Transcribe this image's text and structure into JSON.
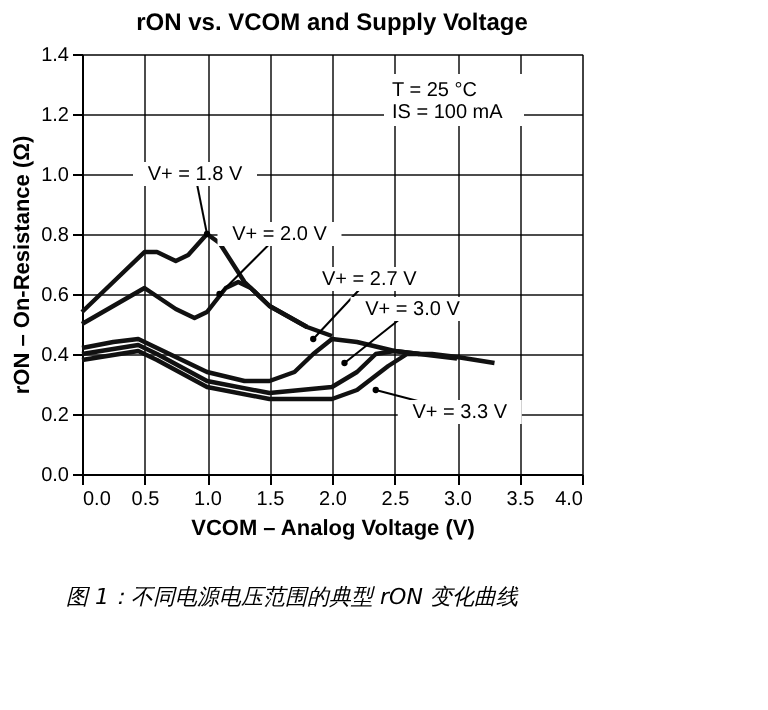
{
  "chart_data": {
    "type": "line",
    "title": "rON vs. VCOM and Supply Voltage",
    "xlabel": "VCOM – Analog Voltage (V)",
    "ylabel": "rON – On-Resistance (Ω)",
    "xlim": [
      0,
      4
    ],
    "ylim": [
      0,
      1.4
    ],
    "xticks": [
      {
        "value": 0,
        "label": "0.0"
      },
      {
        "value": 0.5,
        "label": "0.5"
      },
      {
        "value": 1,
        "label": "1.0"
      },
      {
        "value": 1.5,
        "label": "1.5"
      },
      {
        "value": 2,
        "label": "2.0"
      },
      {
        "value": 2.5,
        "label": "2.5"
      },
      {
        "value": 3,
        "label": "3.0"
      },
      {
        "value": 3.5,
        "label": "3.5"
      },
      {
        "value": 4,
        "label": "4.0"
      }
    ],
    "yticks": [
      {
        "value": 0,
        "label": "0.0"
      },
      {
        "value": 0.2,
        "label": "0.2"
      },
      {
        "value": 0.4,
        "label": "0.4"
      },
      {
        "value": 0.6,
        "label": "0.6"
      },
      {
        "value": 0.8,
        "label": "0.8"
      },
      {
        "value": 1,
        "label": "1.0"
      },
      {
        "value": 1.2,
        "label": "1.2"
      },
      {
        "value": 1.4,
        "label": "1.4"
      }
    ],
    "grid": true,
    "legend": false,
    "marker": "none",
    "line_style": "solid",
    "series": [
      {
        "color": "#111111",
        "x": [
          0,
          0.25,
          0.5,
          0.6,
          0.75,
          0.85,
          1.0,
          1.1,
          1.3,
          1.5,
          1.8
        ],
        "values": [
          0.54,
          0.64,
          0.74,
          0.74,
          0.71,
          0.73,
          0.8,
          0.77,
          0.64,
          0.56,
          0.49
        ]
      },
      {
        "color": "#111111",
        "x": [
          0,
          0.25,
          0.5,
          0.75,
          0.9,
          1.0,
          1.15,
          1.25,
          1.35,
          1.5,
          1.8,
          2.0
        ],
        "values": [
          0.5,
          0.56,
          0.62,
          0.55,
          0.52,
          0.54,
          0.62,
          0.64,
          0.62,
          0.56,
          0.49,
          0.46
        ]
      },
      {
        "color": "#111111",
        "x": [
          0,
          0.25,
          0.45,
          0.6,
          1.0,
          1.3,
          1.5,
          1.7,
          1.85,
          2.0,
          2.2,
          2.5,
          2.7
        ],
        "values": [
          0.42,
          0.44,
          0.45,
          0.42,
          0.34,
          0.31,
          0.31,
          0.34,
          0.4,
          0.45,
          0.44,
          0.41,
          0.4
        ]
      },
      {
        "color": "#111111",
        "x": [
          0,
          0.45,
          0.6,
          1.0,
          1.5,
          2.0,
          2.2,
          2.35,
          2.5,
          2.7,
          3.0
        ],
        "values": [
          0.4,
          0.43,
          0.4,
          0.31,
          0.27,
          0.29,
          0.34,
          0.4,
          0.41,
          0.4,
          0.385
        ]
      },
      {
        "color": "#111111",
        "x": [
          0,
          0.45,
          0.6,
          1.0,
          1.5,
          2.0,
          2.2,
          2.45,
          2.6,
          2.8,
          3.0,
          3.3
        ],
        "values": [
          0.38,
          0.41,
          0.38,
          0.29,
          0.25,
          0.25,
          0.28,
          0.36,
          0.4,
          0.4,
          0.39,
          0.37
        ]
      }
    ],
    "annotations": [
      {
        "text": "V+ = 1.8 V",
        "x": 1.0,
        "y": 0.8
      },
      {
        "text": "V+ = 2.0 V",
        "x": 1.1,
        "y": 0.6
      },
      {
        "text": "V+ = 2.7 V",
        "x": 1.85,
        "y": 0.45
      },
      {
        "text": "V+ = 3.0 V",
        "x": 2.1,
        "y": 0.37
      },
      {
        "text": "V+ = 3.3 V",
        "x": 2.35,
        "y": 0.28
      },
      "T = 25 °C",
      "IS = 100 mA",
      "图 1：不同电源电压范围的典型 rON 变化曲线"
    ]
  }
}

- _What is expected_
Omit the pictures and give the material again, exactly and in full.

- _Result_
Transcribe this image's text and structure into JSON.
{
  "chart_data": {
    "type": "line",
    "title": "rON vs. VCOM and Supply Voltage",
    "xlabel": "VCOM – Analog Voltage (V)",
    "ylabel": "rON – On-Resistance (Ω)",
    "xlim": [
      0,
      4
    ],
    "ylim": [
      0,
      1.4
    ],
    "xticks": [
      {
        "value": 0,
        "label": "0.0"
      },
      {
        "value": 0.5,
        "label": "0.5"
      },
      {
        "value": 1,
        "label": "1.0"
      },
      {
        "value": 1.5,
        "label": "1.5"
      },
      {
        "value": 2,
        "label": "2.0"
      },
      {
        "value": 2.5,
        "label": "2.5"
      },
      {
        "value": 3,
        "label": "3.0"
      },
      {
        "value": 3.5,
        "label": "3.5"
      },
      {
        "value": 4,
        "label": "4.0"
      }
    ],
    "yticks": [
      {
        "value": 0,
        "label": "0.0"
      },
      {
        "value": 0.2,
        "label": "0.2"
      },
      {
        "value": 0.4,
        "label": "0.4"
      },
      {
        "value": 0.6,
        "label": "0.6"
      },
      {
        "value": 0.8,
        "label": "0.8"
      },
      {
        "value": 1,
        "label": "1.0"
      },
      {
        "value": 1.2,
        "label": "1.2"
      },
      {
        "value": 1.4,
        "label": "1.4"
      }
    ],
    "grid": true,
    "legend": false,
    "marker": "none",
    "line_style": "solid",
    "series": [
      {
        "color": "#111111",
        "x": [
          0,
          0.25,
          0.5,
          0.6,
          0.75,
          0.85,
          1.0,
          1.1,
          1.3,
          1.5,
          1.8
        ],
        "values": [
          0.54,
          0.64,
          0.74,
          0.74,
          0.71,
          0.73,
          0.8,
          0.77,
          0.64,
          0.56,
          0.49
        ]
      },
      {
        "color": "#111111",
        "x": [
          0,
          0.25,
          0.5,
          0.75,
          0.9,
          1.0,
          1.15,
          1.25,
          1.35,
          1.5,
          1.8,
          2.0
        ],
        "values": [
          0.5,
          0.56,
          0.62,
          0.55,
          0.52,
          0.54,
          0.62,
          0.64,
          0.62,
          0.56,
          0.49,
          0.46
        ]
      },
      {
        "color": "#111111",
        "x": [
          0,
          0.25,
          0.45,
          0.6,
          1.0,
          1.3,
          1.5,
          1.7,
          1.85,
          2.0,
          2.2,
          2.5,
          2.7
        ],
        "values": [
          0.42,
          0.44,
          0.45,
          0.42,
          0.34,
          0.31,
          0.31,
          0.34,
          0.4,
          0.45,
          0.44,
          0.41,
          0.4
        ]
      },
      {
        "color": "#111111",
        "x": [
          0,
          0.45,
          0.6,
          1.0,
          1.5,
          2.0,
          2.2,
          2.35,
          2.5,
          2.7,
          3.0
        ],
        "values": [
          0.4,
          0.43,
          0.4,
          0.31,
          0.27,
          0.29,
          0.34,
          0.4,
          0.41,
          0.4,
          0.385
        ]
      },
      {
        "color": "#111111",
        "x": [
          0,
          0.45,
          0.6,
          1.0,
          1.5,
          2.0,
          2.2,
          2.45,
          2.6,
          2.8,
          3.0,
          3.3
        ],
        "values": [
          0.38,
          0.41,
          0.38,
          0.29,
          0.25,
          0.25,
          0.28,
          0.36,
          0.4,
          0.4,
          0.39,
          0.37
        ]
      }
    ],
    "annotations": [
      {
        "text": "V+ = 1.8 V",
        "x": 1.0,
        "y": 0.8
      },
      {
        "text": "V+ = 2.0 V",
        "x": 1.1,
        "y": 0.6
      },
      {
        "text": "V+ = 2.7 V",
        "x": 1.85,
        "y": 0.45
      },
      {
        "text": "V+ = 3.0 V",
        "x": 2.1,
        "y": 0.37
      },
      {
        "text": "V+ = 3.3 V",
        "x": 2.35,
        "y": 0.28
      },
      "T = 25 °C",
      "IS = 100 mA",
      "图 1：不同电源电压范围的典型 rON 变化曲线"
    ]
  }
}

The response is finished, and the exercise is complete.